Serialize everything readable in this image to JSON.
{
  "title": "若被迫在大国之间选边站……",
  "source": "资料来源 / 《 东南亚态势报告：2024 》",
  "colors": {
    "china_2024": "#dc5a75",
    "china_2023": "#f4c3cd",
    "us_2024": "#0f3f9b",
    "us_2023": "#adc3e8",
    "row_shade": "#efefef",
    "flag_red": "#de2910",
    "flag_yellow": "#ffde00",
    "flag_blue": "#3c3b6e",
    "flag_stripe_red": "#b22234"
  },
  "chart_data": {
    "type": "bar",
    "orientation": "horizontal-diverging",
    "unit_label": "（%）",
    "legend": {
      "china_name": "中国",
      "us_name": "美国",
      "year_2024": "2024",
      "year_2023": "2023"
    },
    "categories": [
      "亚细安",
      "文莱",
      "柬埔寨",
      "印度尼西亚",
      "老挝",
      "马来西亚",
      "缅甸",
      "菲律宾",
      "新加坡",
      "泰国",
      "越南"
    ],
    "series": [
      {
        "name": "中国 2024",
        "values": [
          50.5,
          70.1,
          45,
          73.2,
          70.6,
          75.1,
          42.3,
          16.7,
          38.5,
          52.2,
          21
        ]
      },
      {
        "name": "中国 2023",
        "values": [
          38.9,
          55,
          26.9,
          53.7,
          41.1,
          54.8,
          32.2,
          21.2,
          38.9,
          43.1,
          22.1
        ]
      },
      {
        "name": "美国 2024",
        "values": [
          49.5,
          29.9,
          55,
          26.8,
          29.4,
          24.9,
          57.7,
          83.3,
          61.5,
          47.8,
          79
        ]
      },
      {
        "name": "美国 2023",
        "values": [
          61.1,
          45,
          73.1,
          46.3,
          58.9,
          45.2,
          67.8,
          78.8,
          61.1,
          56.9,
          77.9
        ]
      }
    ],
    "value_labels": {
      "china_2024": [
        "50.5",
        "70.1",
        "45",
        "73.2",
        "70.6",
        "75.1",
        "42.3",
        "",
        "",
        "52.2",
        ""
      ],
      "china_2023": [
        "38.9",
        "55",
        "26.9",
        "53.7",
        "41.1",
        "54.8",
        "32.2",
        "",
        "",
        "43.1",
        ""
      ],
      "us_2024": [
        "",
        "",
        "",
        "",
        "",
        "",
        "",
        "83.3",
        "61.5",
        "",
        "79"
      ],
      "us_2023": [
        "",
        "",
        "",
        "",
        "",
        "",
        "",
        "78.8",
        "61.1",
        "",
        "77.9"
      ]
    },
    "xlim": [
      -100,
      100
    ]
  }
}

Exercise prompt
Go through the listing and copy all of it exactly.

Task response
Serialize everything readable in this image to JSON.
{
  "title": "若被迫在大国之间选边站……",
  "source": "资料来源 / 《 东南亚态势报告：2024 》",
  "colors": {
    "china_2024": "#dc5a75",
    "china_2023": "#f4c3cd",
    "us_2024": "#0f3f9b",
    "us_2023": "#adc3e8",
    "row_shade": "#efefef",
    "flag_red": "#de2910",
    "flag_yellow": "#ffde00",
    "flag_blue": "#3c3b6e",
    "flag_stripe_red": "#b22234"
  },
  "chart_data": {
    "type": "bar",
    "orientation": "horizontal-diverging",
    "unit_label": "（%）",
    "legend": {
      "china_name": "中国",
      "us_name": "美国",
      "year_2024": "2024",
      "year_2023": "2023"
    },
    "categories": [
      "亚细安",
      "文莱",
      "柬埔寨",
      "印度尼西亚",
      "老挝",
      "马来西亚",
      "缅甸",
      "菲律宾",
      "新加坡",
      "泰国",
      "越南"
    ],
    "series": [
      {
        "name": "中国 2024",
        "values": [
          50.5,
          70.1,
          45,
          73.2,
          70.6,
          75.1,
          42.3,
          16.7,
          38.5,
          52.2,
          21
        ]
      },
      {
        "name": "中国 2023",
        "values": [
          38.9,
          55,
          26.9,
          53.7,
          41.1,
          54.8,
          32.2,
          21.2,
          38.9,
          43.1,
          22.1
        ]
      },
      {
        "name": "美国 2024",
        "values": [
          49.5,
          29.9,
          55,
          26.8,
          29.4,
          24.9,
          57.7,
          83.3,
          61.5,
          47.8,
          79
        ]
      },
      {
        "name": "美国 2023",
        "values": [
          61.1,
          45,
          73.1,
          46.3,
          58.9,
          45.2,
          67.8,
          78.8,
          61.1,
          56.9,
          77.9
        ]
      }
    ],
    "value_labels": {
      "china_2024": [
        "50.5",
        "70.1",
        "45",
        "73.2",
        "70.6",
        "75.1",
        "42.3",
        "",
        "",
        "52.2",
        ""
      ],
      "china_2023": [
        "38.9",
        "55",
        "26.9",
        "53.7",
        "41.1",
        "54.8",
        "32.2",
        "",
        "",
        "43.1",
        ""
      ],
      "us_2024": [
        "",
        "",
        "",
        "",
        "",
        "",
        "",
        "83.3",
        "61.5",
        "",
        "79"
      ],
      "us_2023": [
        "",
        "",
        "",
        "",
        "",
        "",
        "",
        "78.8",
        "61.1",
        "",
        "77.9"
      ]
    },
    "xlim": [
      -100,
      100
    ]
  }
}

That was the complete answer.